**STATED EXERCISE:** Check each line of the records below for the word "hurt" and copy those where it appears.

(Records from a collection of figures)
>>>>

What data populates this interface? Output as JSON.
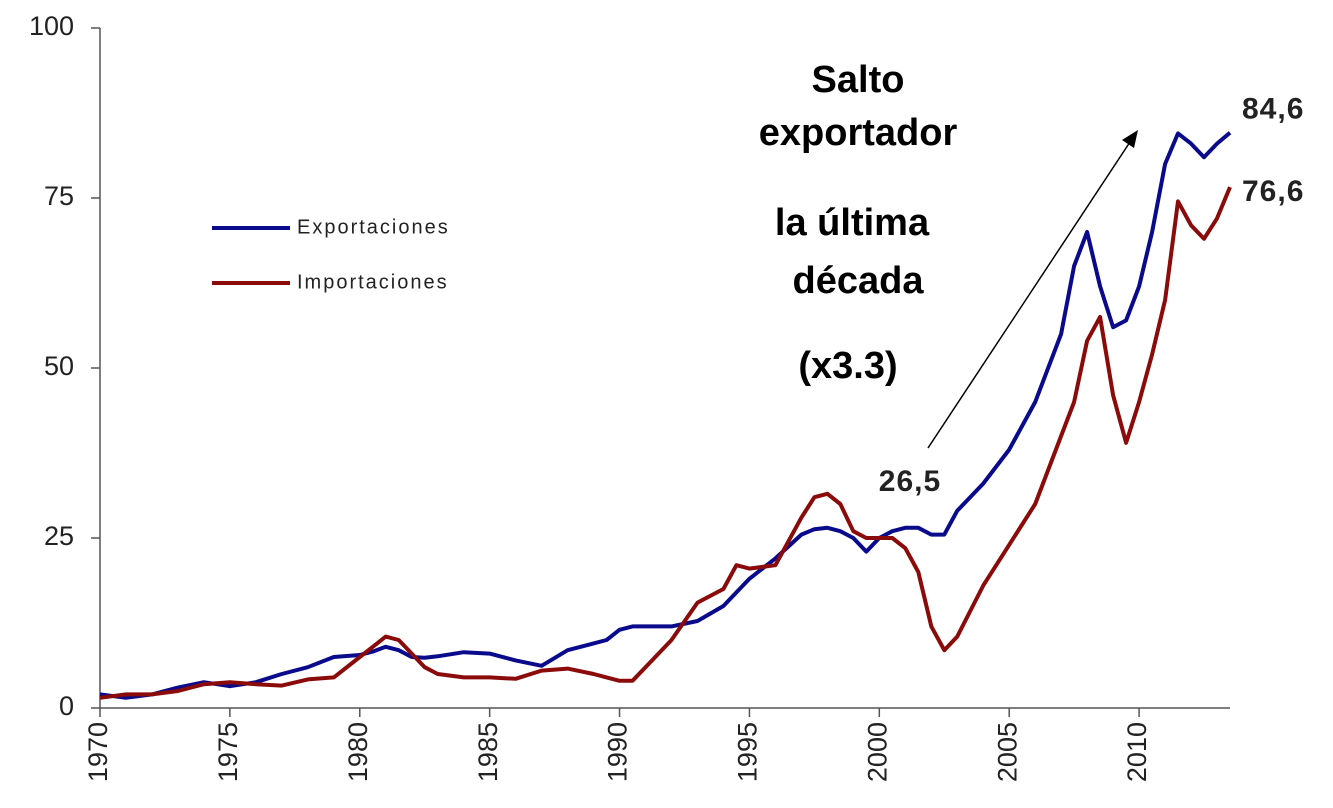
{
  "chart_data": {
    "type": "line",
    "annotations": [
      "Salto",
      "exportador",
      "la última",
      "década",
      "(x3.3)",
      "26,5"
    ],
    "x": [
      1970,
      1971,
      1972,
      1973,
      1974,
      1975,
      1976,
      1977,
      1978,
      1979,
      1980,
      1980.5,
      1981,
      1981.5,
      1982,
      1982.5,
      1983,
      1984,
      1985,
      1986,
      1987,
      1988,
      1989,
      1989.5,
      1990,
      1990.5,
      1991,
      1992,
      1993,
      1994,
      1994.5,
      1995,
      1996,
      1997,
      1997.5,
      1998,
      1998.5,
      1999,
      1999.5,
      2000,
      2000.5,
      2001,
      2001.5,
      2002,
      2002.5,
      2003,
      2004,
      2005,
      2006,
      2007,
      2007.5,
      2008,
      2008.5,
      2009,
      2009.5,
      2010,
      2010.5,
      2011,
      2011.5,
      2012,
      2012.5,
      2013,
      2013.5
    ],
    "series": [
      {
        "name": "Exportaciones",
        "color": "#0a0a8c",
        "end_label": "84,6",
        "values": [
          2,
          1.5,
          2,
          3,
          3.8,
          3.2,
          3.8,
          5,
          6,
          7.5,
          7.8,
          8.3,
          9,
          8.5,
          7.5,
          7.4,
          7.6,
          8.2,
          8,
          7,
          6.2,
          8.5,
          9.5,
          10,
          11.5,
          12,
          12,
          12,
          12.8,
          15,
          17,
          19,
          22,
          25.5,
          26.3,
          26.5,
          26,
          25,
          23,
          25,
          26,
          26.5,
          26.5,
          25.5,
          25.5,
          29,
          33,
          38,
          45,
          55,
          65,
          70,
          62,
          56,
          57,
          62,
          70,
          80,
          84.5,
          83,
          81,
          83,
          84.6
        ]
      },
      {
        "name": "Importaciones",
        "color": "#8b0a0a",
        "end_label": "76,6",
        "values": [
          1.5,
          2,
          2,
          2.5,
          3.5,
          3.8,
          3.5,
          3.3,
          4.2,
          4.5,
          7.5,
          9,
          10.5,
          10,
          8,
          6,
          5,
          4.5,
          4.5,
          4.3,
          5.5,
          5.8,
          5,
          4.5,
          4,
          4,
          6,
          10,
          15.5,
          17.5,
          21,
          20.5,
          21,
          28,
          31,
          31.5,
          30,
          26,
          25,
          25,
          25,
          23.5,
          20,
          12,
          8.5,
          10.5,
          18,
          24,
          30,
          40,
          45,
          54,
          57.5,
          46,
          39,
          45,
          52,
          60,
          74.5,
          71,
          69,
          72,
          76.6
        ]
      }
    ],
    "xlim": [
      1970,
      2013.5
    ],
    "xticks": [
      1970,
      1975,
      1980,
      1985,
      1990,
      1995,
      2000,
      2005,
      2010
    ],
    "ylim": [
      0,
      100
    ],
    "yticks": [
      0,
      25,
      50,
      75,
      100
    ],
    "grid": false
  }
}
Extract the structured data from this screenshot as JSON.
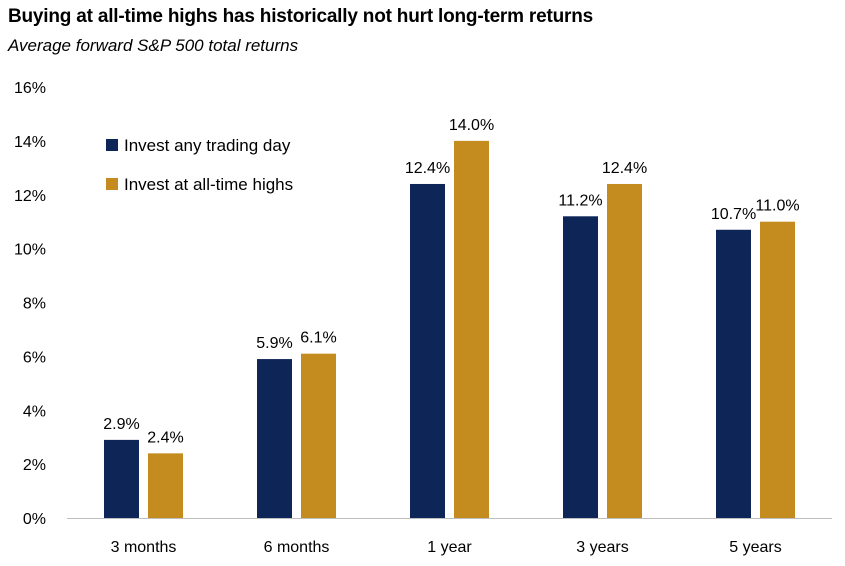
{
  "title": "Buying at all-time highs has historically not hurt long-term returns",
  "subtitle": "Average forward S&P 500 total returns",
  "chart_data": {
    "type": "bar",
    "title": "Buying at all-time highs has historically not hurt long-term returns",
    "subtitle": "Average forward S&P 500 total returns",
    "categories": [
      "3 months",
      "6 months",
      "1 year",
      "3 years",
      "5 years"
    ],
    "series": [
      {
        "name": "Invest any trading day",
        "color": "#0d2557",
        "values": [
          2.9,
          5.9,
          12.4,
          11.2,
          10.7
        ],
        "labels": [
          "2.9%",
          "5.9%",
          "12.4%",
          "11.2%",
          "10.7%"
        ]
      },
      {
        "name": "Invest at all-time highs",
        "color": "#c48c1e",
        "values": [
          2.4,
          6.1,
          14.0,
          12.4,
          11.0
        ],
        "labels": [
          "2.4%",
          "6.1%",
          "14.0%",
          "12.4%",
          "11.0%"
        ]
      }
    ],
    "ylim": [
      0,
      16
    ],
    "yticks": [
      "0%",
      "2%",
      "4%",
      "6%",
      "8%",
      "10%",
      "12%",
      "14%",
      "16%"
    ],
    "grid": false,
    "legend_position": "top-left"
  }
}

<<<<
>>>>

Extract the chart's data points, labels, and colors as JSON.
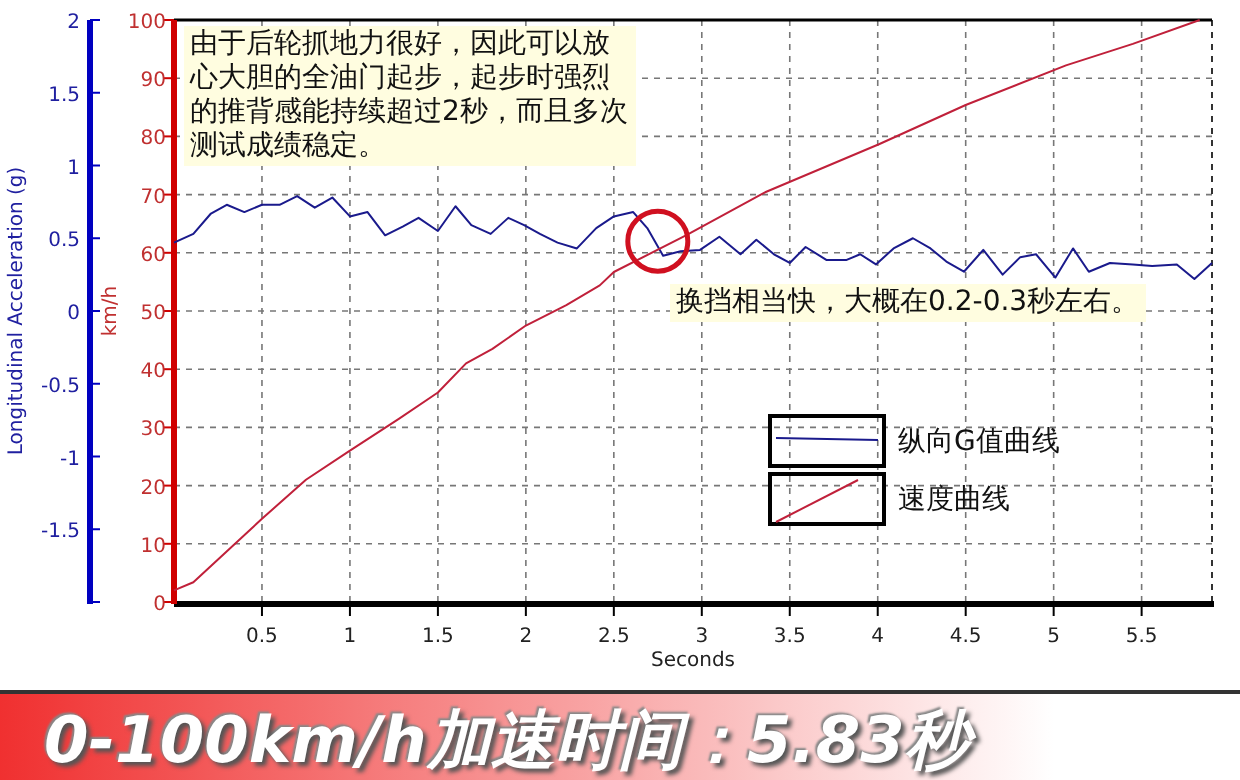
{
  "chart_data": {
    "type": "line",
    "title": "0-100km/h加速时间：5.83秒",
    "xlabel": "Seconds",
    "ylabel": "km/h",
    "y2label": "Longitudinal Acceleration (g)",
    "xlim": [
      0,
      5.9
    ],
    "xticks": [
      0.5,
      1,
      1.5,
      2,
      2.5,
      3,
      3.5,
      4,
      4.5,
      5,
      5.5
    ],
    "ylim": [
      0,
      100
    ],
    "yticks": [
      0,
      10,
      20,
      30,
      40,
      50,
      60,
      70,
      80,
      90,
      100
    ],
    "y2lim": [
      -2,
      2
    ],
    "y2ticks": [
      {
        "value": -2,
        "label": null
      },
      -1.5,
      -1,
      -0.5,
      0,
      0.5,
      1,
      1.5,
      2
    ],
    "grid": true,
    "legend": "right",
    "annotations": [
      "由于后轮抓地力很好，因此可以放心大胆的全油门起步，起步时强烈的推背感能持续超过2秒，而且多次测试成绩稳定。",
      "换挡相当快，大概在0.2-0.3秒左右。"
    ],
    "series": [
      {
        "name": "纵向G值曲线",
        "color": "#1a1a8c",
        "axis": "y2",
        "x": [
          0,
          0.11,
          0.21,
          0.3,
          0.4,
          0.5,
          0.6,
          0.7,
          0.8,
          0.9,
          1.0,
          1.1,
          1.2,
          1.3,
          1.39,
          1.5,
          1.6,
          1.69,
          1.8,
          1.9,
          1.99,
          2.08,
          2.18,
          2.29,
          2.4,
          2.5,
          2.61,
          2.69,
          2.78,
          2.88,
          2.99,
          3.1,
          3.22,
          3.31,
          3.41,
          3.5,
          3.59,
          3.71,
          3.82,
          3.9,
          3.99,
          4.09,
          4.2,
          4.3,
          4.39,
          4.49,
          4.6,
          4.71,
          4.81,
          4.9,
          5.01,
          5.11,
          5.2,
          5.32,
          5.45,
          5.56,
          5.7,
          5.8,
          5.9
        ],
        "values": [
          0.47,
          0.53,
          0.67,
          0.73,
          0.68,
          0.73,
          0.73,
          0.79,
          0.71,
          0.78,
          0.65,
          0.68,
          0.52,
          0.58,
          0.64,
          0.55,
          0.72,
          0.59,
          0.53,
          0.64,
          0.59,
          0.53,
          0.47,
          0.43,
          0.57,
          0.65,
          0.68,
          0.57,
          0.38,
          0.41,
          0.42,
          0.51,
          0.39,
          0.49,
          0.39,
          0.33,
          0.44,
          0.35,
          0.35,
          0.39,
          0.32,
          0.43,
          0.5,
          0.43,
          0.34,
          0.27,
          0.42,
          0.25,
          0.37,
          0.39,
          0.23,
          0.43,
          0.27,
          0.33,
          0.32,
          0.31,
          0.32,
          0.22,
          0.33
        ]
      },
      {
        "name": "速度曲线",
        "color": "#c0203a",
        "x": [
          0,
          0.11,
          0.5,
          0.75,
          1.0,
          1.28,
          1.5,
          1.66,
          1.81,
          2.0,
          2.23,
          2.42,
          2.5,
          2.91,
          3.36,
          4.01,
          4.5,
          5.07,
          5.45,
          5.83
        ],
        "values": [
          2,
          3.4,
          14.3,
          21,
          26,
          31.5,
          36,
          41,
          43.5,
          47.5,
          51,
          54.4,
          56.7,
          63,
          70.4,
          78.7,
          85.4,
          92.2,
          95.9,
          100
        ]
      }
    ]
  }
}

<<<<

**EXERCISE RESPONSE:**
  "title": "Buying at all-time highs has historically not hurt long-term returns",
    "title": "Buying at all-time highs has historically not hurt long-term returns",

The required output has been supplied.